→ **SUPPLIED RECORDS**
************

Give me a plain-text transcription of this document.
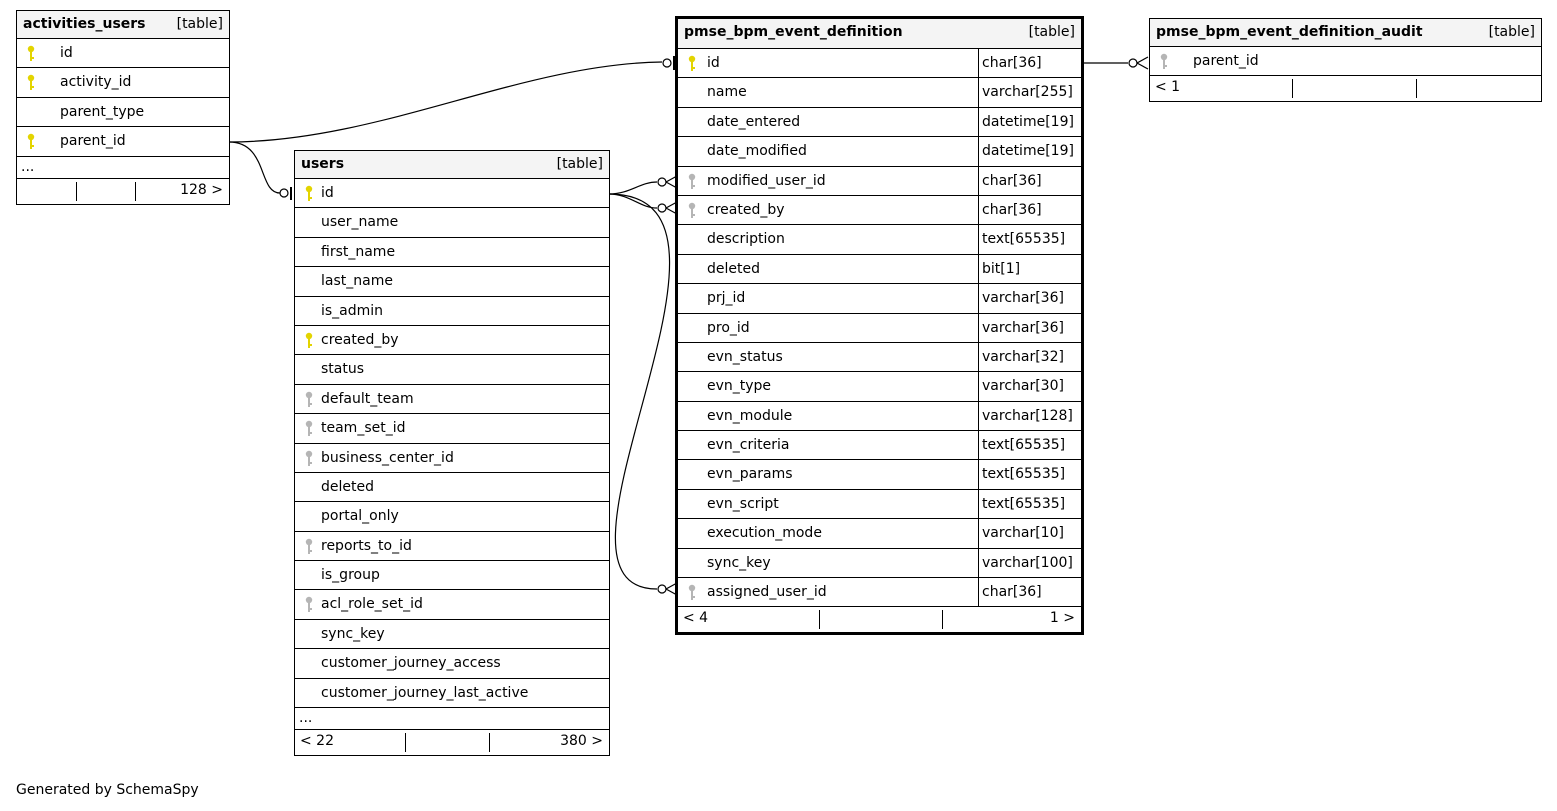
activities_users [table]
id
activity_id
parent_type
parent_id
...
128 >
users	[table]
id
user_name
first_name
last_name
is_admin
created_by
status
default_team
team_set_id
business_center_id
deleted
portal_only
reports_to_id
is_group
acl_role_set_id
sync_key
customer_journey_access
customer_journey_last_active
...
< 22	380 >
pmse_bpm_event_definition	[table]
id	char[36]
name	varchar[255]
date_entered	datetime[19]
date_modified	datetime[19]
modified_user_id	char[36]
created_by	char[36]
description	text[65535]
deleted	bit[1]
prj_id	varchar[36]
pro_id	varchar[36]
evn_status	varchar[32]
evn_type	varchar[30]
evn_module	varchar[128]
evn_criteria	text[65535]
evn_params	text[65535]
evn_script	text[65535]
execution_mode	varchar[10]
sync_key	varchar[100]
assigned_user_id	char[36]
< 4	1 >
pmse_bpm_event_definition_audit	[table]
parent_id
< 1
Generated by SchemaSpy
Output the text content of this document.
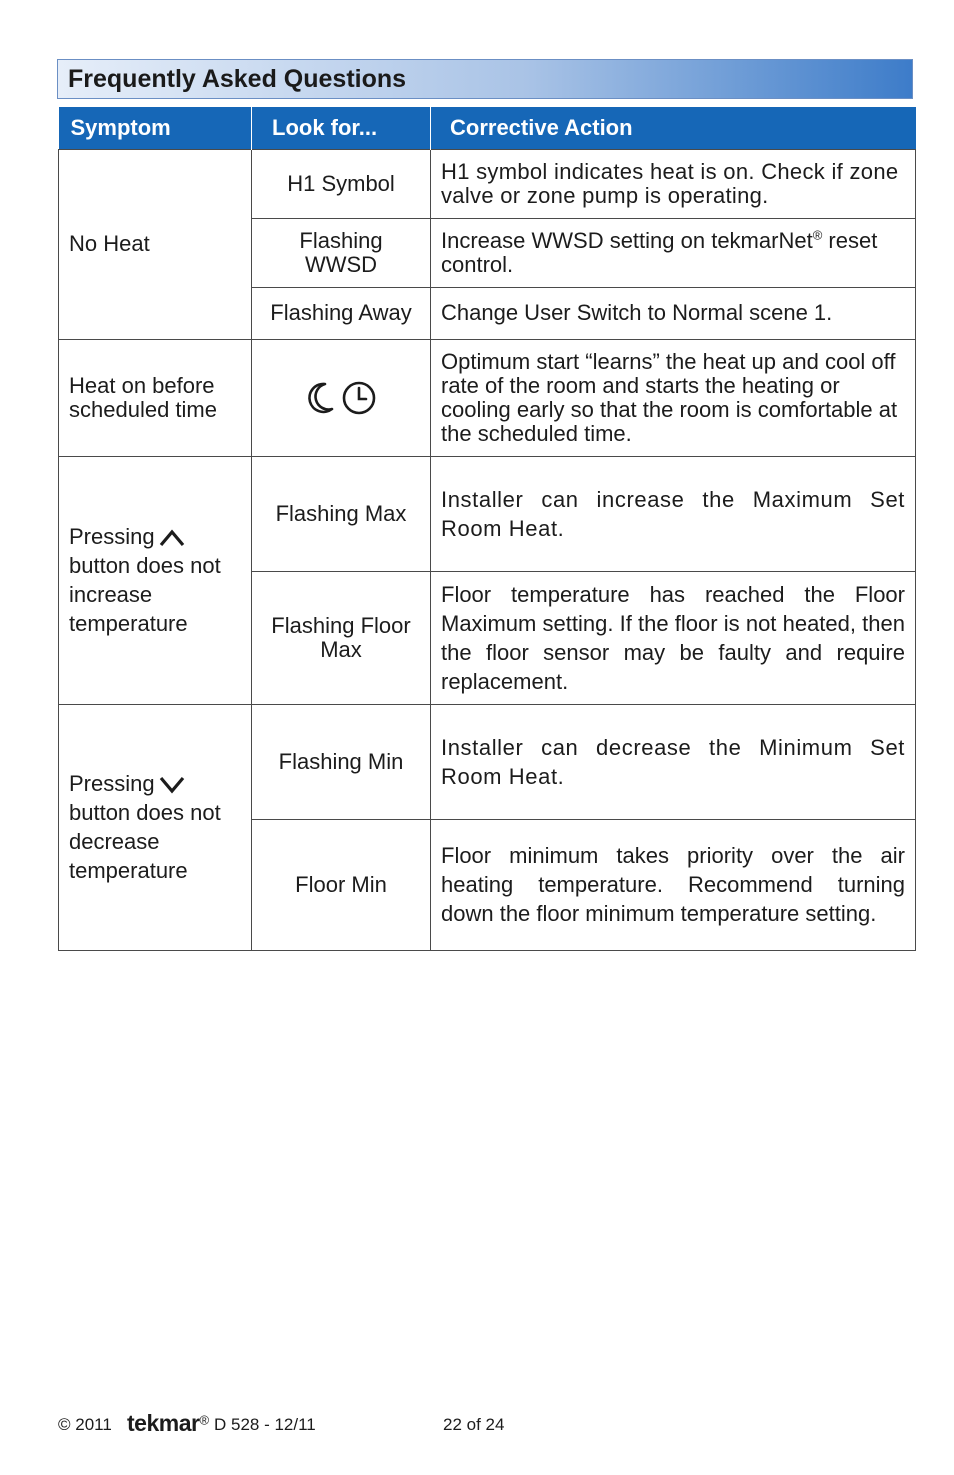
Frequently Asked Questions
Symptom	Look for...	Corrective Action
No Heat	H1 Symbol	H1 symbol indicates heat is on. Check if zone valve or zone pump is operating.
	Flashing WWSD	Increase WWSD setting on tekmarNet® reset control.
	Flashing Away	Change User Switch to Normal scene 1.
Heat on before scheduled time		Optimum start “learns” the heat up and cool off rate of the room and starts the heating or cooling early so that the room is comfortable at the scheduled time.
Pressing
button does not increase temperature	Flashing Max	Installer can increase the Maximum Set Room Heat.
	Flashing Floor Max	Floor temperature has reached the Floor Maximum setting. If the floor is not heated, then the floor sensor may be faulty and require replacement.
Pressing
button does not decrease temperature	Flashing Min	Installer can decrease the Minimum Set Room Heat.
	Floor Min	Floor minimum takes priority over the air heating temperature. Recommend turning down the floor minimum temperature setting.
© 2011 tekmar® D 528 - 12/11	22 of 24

************

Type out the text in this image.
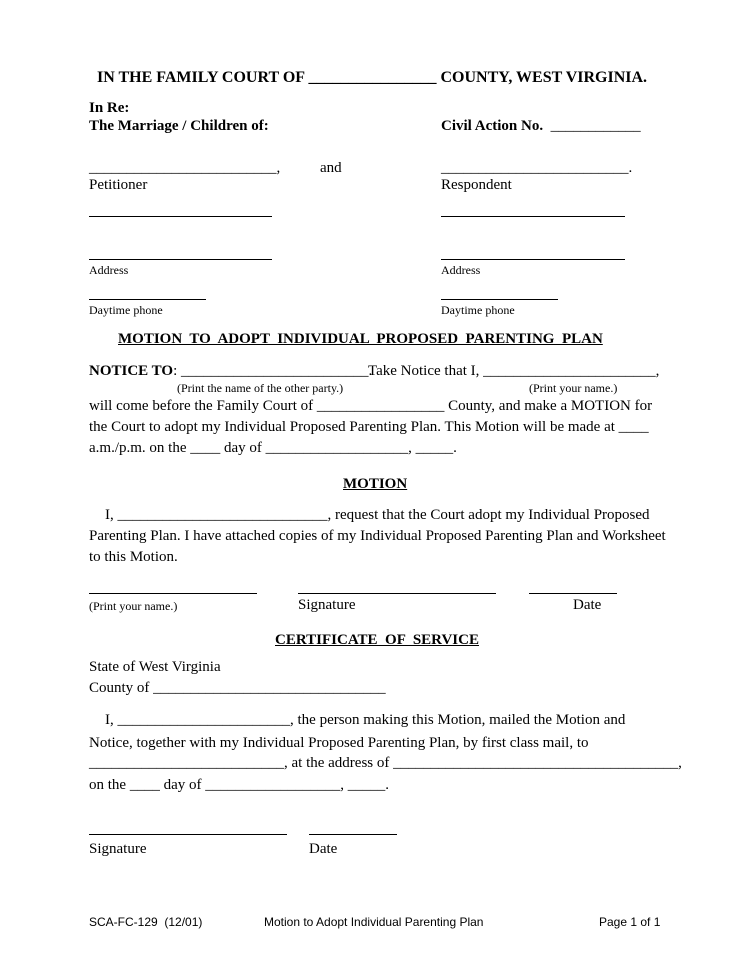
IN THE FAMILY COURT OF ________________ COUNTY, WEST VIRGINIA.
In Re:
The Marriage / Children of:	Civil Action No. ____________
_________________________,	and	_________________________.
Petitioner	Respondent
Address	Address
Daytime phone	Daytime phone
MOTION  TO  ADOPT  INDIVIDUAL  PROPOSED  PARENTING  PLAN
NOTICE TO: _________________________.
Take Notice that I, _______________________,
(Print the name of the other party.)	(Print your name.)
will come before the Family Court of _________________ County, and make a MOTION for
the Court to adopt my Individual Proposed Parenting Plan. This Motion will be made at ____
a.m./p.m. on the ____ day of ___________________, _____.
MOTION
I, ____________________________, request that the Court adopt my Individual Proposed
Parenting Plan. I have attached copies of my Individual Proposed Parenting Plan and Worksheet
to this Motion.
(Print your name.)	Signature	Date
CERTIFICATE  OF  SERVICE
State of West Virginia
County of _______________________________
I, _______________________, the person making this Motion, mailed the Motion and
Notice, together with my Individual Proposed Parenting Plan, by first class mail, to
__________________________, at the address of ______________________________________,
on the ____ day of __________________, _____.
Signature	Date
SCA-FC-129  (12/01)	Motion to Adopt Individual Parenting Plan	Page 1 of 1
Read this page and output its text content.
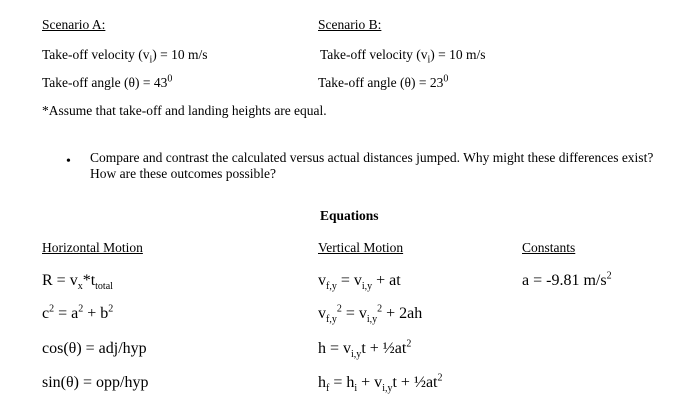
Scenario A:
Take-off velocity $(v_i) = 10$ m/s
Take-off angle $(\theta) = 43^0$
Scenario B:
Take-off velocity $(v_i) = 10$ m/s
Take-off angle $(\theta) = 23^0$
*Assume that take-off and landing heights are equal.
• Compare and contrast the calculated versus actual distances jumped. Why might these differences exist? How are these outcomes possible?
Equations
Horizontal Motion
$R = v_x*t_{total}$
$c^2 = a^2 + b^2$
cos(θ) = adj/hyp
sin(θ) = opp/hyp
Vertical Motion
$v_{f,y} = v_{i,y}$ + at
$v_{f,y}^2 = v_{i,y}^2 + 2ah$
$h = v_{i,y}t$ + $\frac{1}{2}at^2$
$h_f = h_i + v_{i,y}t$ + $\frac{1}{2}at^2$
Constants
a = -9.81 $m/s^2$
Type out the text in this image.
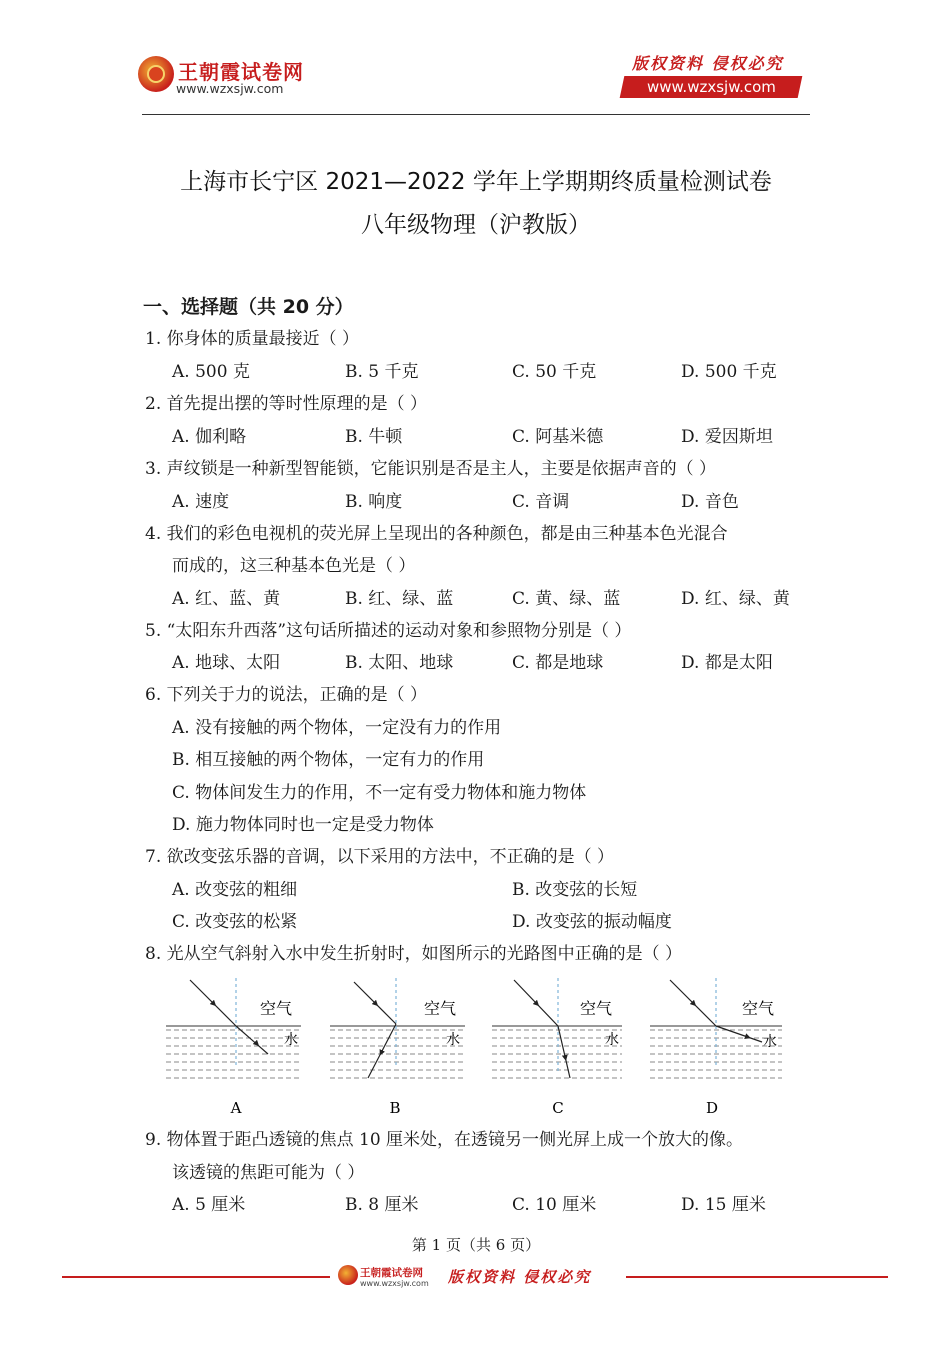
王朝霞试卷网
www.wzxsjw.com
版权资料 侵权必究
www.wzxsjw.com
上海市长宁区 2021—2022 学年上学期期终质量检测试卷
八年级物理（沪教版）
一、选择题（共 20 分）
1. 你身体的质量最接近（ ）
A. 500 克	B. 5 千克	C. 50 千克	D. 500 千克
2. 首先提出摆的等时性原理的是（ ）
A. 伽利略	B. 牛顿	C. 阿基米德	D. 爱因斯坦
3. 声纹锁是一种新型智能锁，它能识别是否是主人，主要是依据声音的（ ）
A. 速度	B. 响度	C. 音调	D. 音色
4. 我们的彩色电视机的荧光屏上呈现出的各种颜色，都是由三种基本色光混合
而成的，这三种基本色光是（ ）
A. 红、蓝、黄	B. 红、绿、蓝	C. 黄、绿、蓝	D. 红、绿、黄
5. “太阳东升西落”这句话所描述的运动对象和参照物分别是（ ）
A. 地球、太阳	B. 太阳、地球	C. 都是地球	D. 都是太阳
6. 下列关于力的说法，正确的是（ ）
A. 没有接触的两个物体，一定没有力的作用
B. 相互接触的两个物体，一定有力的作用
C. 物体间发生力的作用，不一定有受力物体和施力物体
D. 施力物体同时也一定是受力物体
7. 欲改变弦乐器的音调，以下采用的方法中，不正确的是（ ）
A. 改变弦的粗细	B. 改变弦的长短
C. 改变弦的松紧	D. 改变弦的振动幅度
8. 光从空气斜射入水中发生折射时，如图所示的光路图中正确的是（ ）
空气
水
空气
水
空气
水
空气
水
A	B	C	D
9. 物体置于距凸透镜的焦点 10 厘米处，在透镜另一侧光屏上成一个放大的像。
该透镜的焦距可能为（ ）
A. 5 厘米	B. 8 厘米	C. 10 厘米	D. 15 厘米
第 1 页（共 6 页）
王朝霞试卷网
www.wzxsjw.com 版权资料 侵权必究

************

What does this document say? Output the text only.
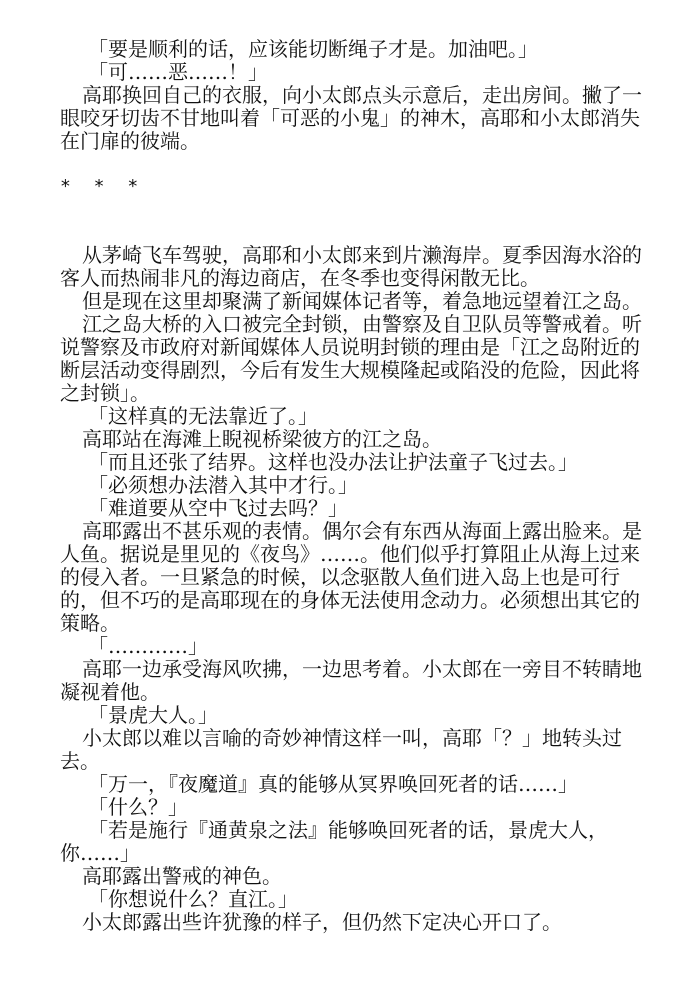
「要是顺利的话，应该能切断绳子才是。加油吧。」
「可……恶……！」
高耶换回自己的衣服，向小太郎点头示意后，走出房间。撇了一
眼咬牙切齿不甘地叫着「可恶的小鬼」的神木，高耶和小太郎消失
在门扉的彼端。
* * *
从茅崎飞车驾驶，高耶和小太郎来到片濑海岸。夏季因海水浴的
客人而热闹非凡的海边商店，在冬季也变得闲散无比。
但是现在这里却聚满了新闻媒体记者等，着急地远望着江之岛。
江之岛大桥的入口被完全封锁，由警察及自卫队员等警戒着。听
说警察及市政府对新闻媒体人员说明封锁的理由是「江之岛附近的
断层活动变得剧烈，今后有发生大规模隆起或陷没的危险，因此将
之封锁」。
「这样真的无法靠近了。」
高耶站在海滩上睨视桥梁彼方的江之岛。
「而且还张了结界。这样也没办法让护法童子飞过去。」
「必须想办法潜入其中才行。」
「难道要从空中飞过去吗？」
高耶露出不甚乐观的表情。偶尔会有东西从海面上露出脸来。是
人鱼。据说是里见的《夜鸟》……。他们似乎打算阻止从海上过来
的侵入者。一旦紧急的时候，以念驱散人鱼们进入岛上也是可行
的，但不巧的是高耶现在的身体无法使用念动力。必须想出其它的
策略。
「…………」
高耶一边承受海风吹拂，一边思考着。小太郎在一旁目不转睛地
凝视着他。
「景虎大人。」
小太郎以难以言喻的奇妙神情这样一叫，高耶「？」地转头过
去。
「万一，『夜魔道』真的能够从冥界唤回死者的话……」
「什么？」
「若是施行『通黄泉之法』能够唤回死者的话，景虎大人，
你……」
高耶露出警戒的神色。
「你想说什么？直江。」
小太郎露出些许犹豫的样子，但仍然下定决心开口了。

************

→ **THE REQUEST**
The records are above. How many lines in them contain the word "does"? Give the number alone.

→ **FINISHED ANSWER**
3